(Stored data)
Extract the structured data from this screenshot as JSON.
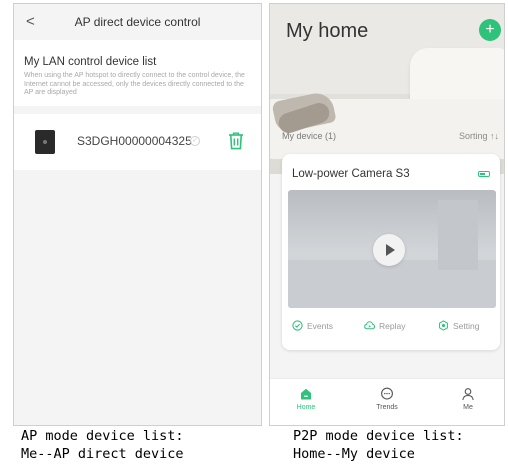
{
  "left_screen": {
    "title": "AP direct device control",
    "back_glyph": "<",
    "list_heading": "My LAN control device list",
    "note": "When using the AP hotspot to directly connect to the control device, the Internet cannot be accessed, only the devices directly connected to the AP are displayed",
    "device": {
      "name": "S3DGH00000004325",
      "thumbnail_icon": "camera-device-icon",
      "delete_icon": "trash-icon"
    }
  },
  "right_screen": {
    "title": "My home",
    "add_glyph": "+",
    "section_label": "My device (1)",
    "sorting_label": "Sorting ↑↓",
    "camera": {
      "name": "Low-power Camera S3",
      "actions": [
        "Events",
        "Replay",
        "Setting"
      ]
    },
    "tabs": [
      {
        "label": "Home",
        "active": true
      },
      {
        "label": "Trends",
        "active": false
      },
      {
        "label": "Me",
        "active": false
      }
    ]
  },
  "captions": {
    "left": "AP mode device list:\nMe--AP direct device",
    "right": "P2P mode device list:\nHome--My device"
  },
  "colors": {
    "accent": "#2fc27b",
    "panel_bg": "#f4f4f4",
    "text": "#333333"
  }
}
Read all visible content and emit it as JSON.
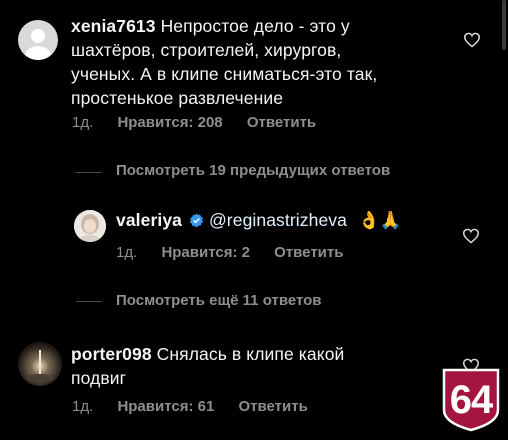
{
  "comments": [
    {
      "username": "xenia7613",
      "text_line1": "Непростое дело - это у",
      "text_line2": "шахтёров, строителей, хирургов,",
      "text_line3": "ученых. А в клипе сниматься-это так,",
      "text_line4": "простенькое развлечение",
      "time": "1д.",
      "likes": "Нравится: 208",
      "reply": "Ответить"
    },
    {
      "username": "valeriya",
      "verified": true,
      "mention": "@reginastrizheva",
      "emoji": "👌🙏",
      "time": "1д.",
      "likes": "Нравится: 2",
      "reply": "Ответить"
    },
    {
      "username": "porter098",
      "text_line1": "Снялась в клипе какой",
      "text_line2": "подвиг",
      "time": "1д.",
      "likes": "Нравится: 61",
      "reply": "Ответить"
    }
  ],
  "view_previous": "Посмотреть 19 предыдущих ответов",
  "view_more": "Посмотреть ещё 11 ответов",
  "badge": "64",
  "icons": {
    "heart": "heart-outline-icon",
    "verified": "verified-badge-icon"
  },
  "colors": {
    "background": "#000000",
    "meta": "#8e8e8e",
    "verified": "#3897f0",
    "badge": "#a3143f"
  }
}
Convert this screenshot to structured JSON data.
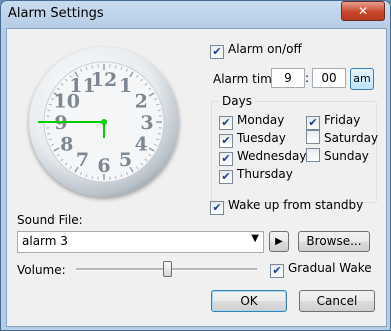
{
  "window": {
    "title": "Alarm Settings",
    "close_glyph": "✕"
  },
  "clock": {
    "numerals": [
      "12",
      "1",
      "2",
      "3",
      "4",
      "5",
      "6",
      "7",
      "8",
      "9",
      "10",
      "11"
    ],
    "time": {
      "hour": 9,
      "minute": 0
    },
    "hand_color": "#00cc00"
  },
  "alarm_on": {
    "label": "Alarm on/off",
    "checked": true
  },
  "alarm_time": {
    "label": "Alarm time:",
    "hour": "9",
    "separator": ":",
    "minute": "00",
    "ampm": "am"
  },
  "days": {
    "title": "Days",
    "items": [
      {
        "label": "Monday",
        "checked": true
      },
      {
        "label": "Tuesday",
        "checked": true
      },
      {
        "label": "Wednesday",
        "checked": true
      },
      {
        "label": "Thursday",
        "checked": true
      },
      {
        "label": "Friday",
        "checked": true
      },
      {
        "label": "Saturday",
        "checked": false
      },
      {
        "label": "Sunday",
        "checked": false
      }
    ]
  },
  "wake_standby": {
    "label": "Wake up from standby",
    "checked": true
  },
  "sound": {
    "label": "Sound File:",
    "value": "alarm 3",
    "play_icon": "▶",
    "browse_label": "Browse..."
  },
  "volume": {
    "label": "Volume:",
    "level": 0.5
  },
  "gradual_wake": {
    "label": "Gradual Wake",
    "checked": true
  },
  "buttons": {
    "ok": "OK",
    "cancel": "Cancel"
  },
  "check_glyph": "✔",
  "dropdown_glyph": "▼"
}
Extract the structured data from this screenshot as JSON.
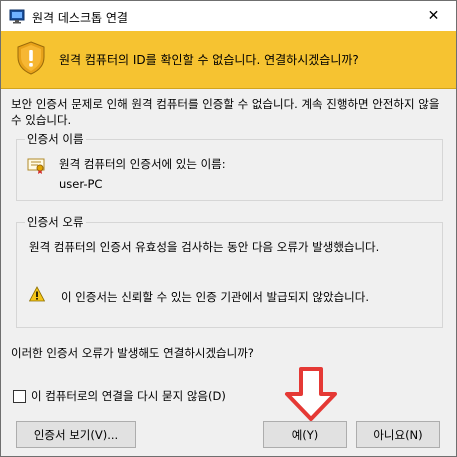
{
  "window": {
    "title": "원격 데스크톱 연결",
    "close_glyph": "✕"
  },
  "banner": {
    "message": "원격 컴퓨터의 ID를 확인할 수 없습니다. 연결하시겠습니까?"
  },
  "intro": {
    "text": "보안 인증서 문제로 인해 원격 컴퓨터를 인증할 수 없습니다. 계속 진행하면 안전하지 않을 수 있습니다."
  },
  "cert_name_group": {
    "legend": "인증서 이름",
    "label": "원격 컴퓨터의 인증서에 있는 이름:",
    "value": "user-PC"
  },
  "cert_error_group": {
    "legend": "인증서 오류",
    "text": "원격 컴퓨터의 인증서 유효성을 검사하는 동안 다음 오류가 발생했습니다.",
    "warning": "이 인증서는 신뢰할 수 있는 인증 기관에서 발급되지 않았습니다."
  },
  "question": "이러한 인증서 오류가 발생해도 연결하시겠습니까?",
  "checkbox": {
    "label": "이 컴퓨터로의 연결을 다시 묻지 않음(D)",
    "checked": false
  },
  "buttons": {
    "view_cert": "인증서 보기(V)...",
    "yes": "예(Y)",
    "no": "아니요(N)"
  },
  "colors": {
    "banner": "#f6c331",
    "arrow": "#e53935",
    "dialog_bg": "#f0f0f0"
  }
}
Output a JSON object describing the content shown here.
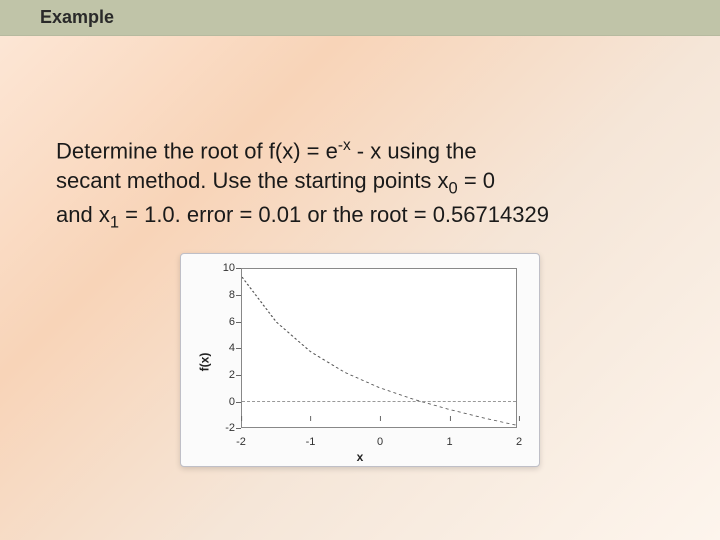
{
  "title": "Example",
  "problem": {
    "line1a": "Determine the root of  f(x) = e",
    "sup1": "-x",
    "line1b": " - x using the",
    "line2a": "secant method.  Use the starting points x",
    "sub0": "0",
    "line2b": " = 0",
    "line3a": "and x",
    "sub1": "1",
    "line3b": " = 1.0. error = 0.01 or the root = 0.56714329"
  },
  "chart_data": {
    "type": "line",
    "xlabel": "x",
    "ylabel": "f(x)",
    "xticks": [
      -2,
      -1,
      0,
      1,
      2
    ],
    "yticks": [
      -2,
      0,
      2,
      4,
      6,
      8,
      10
    ],
    "xlim": [
      -2,
      2
    ],
    "ylim": [
      -2,
      10
    ],
    "series": [
      {
        "name": "f(x) = e^{-x} - x",
        "x": [
          -2,
          -1.5,
          -1,
          -0.5,
          0,
          0.5,
          1,
          1.5,
          2
        ],
        "y": [
          9.39,
          5.98,
          3.72,
          2.15,
          1.0,
          0.11,
          -0.63,
          -1.28,
          -1.86
        ]
      }
    ]
  }
}
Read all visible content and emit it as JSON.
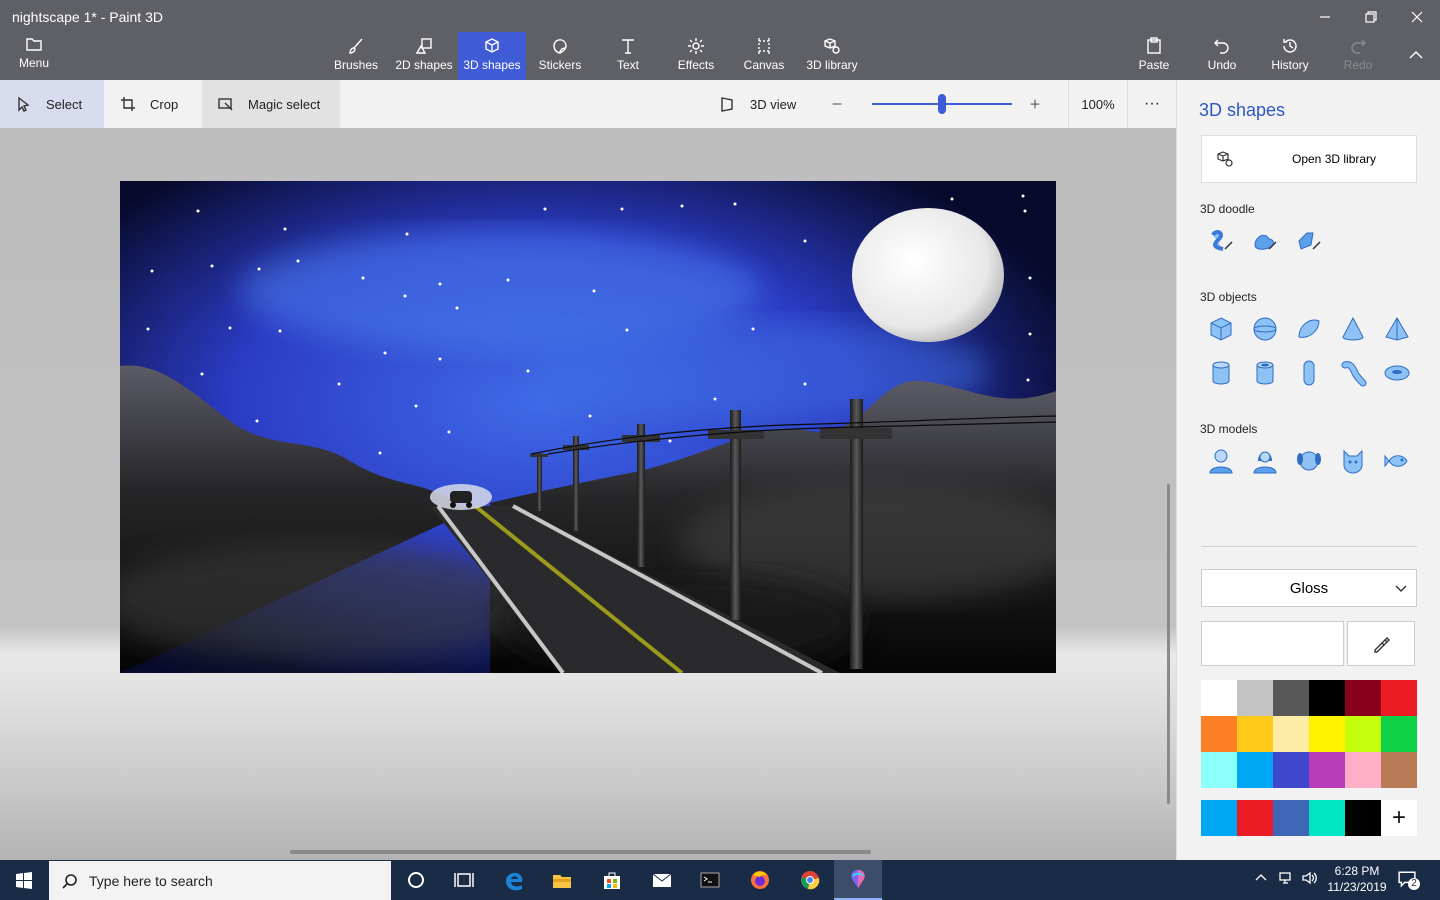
{
  "window": {
    "title": "nightscape 1* - Paint 3D"
  },
  "menu": {
    "label": "Menu"
  },
  "toolbar": {
    "tools": [
      "Brushes",
      "2D shapes",
      "3D shapes",
      "Stickers",
      "Text",
      "Effects",
      "Canvas",
      "3D library"
    ],
    "active_tool": "3D shapes",
    "right_tools": [
      "Paste",
      "Undo",
      "History",
      "Redo"
    ],
    "disabled_tools": [
      "Redo"
    ]
  },
  "subbar": {
    "select": "Select",
    "crop": "Crop",
    "magic_select": "Magic select",
    "view3d": "3D view",
    "zoom_level": "100%",
    "zoom_fraction": 0.5,
    "more": "···"
  },
  "panel": {
    "title": "3D shapes",
    "open_library": "Open 3D library",
    "doodle_heading": "3D doodle",
    "doodle_icons": [
      "sharp-edge-doodle-icon",
      "soft-edge-doodle-icon",
      "tube-doodle-icon"
    ],
    "objects_heading": "3D objects",
    "object_icons": [
      "cube-icon",
      "sphere-icon",
      "hemisphere-icon",
      "cone-icon",
      "pyramid-icon",
      "cylinder-icon",
      "tube-icon",
      "capsule-icon",
      "curved-tube-icon",
      "donut-icon"
    ],
    "models_heading": "3D models",
    "model_icons": [
      "man-icon",
      "woman-icon",
      "dog-icon",
      "cat-icon",
      "fish-icon"
    ],
    "material": "Gloss",
    "palette": [
      "#ffffff",
      "#c3c3c3",
      "#585858",
      "#000000",
      "#88001b",
      "#ec1c24",
      "#ff7f27",
      "#ffca18",
      "#fdeca6",
      "#fff200",
      "#c4ff0e",
      "#0ed145",
      "#8cfffb",
      "#00a8f3",
      "#3f48cc",
      "#b83dba",
      "#ffaec8",
      "#b97a56"
    ],
    "custom_colors": [
      "#00a8f3",
      "#ec1c24",
      "#3f67b8",
      "#00e5c2",
      "#000000"
    ],
    "add_color": "+"
  },
  "accent_color": "#3f5bd6",
  "taskbar": {
    "search_placeholder": "Type here to search",
    "time": "6:28 PM",
    "date": "11/23/2019",
    "notification_count": "2"
  }
}
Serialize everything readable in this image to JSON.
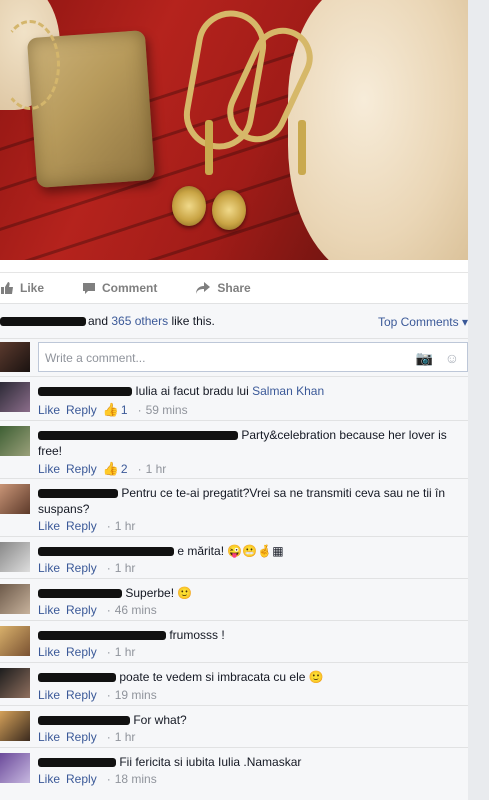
{
  "actions": {
    "like": "Like",
    "comment": "Comment",
    "share": "Share"
  },
  "likes": {
    "and": "and",
    "others": "365 others",
    "suffix": "like this.",
    "top_comments": "Top Comments ▾"
  },
  "write": {
    "placeholder": "Write a comment..."
  },
  "meta": {
    "like": "Like",
    "reply": "Reply",
    "dot": "·"
  },
  "comments": [
    {
      "text_before": "",
      "text": "Iulia ai facut bradu lui ",
      "link": "Salman Khan",
      "likes": "1",
      "time": "59 mins"
    },
    {
      "text": "Party&celebration because her lover is free!",
      "likes": "2",
      "time": "1 hr"
    },
    {
      "text": "Pentru ce te-ai pregatit?Vrei sa ne transmiti ceva sau ne tii în suspans?",
      "time": "1 hr"
    },
    {
      "text": "e mărita!",
      "time": "1 hr"
    },
    {
      "text": "Superbe!",
      "time": "46 mins"
    },
    {
      "text": "frumosss !",
      "time": "1 hr"
    },
    {
      "text": "poate te vedem si imbracata cu ele",
      "time": "19 mins"
    },
    {
      "text": "For what?",
      "time": "1 hr"
    },
    {
      "text": "Fii fericita si iubita Iulia .Namaskar",
      "time": "18 mins"
    }
  ],
  "colors": {
    "link": "#3b5998",
    "meta": "#90949c",
    "background": "#e9ebee",
    "panel": "#f6f7f9"
  }
}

Your task: Search the records for the word "list" and copy every line where it occurs.

Written response:
    "list_heading": "My LAN control device list",
    "left": "AP mode device list:\nMe--AP direct device",
    "right": "P2P mode device list:\nHome--My device"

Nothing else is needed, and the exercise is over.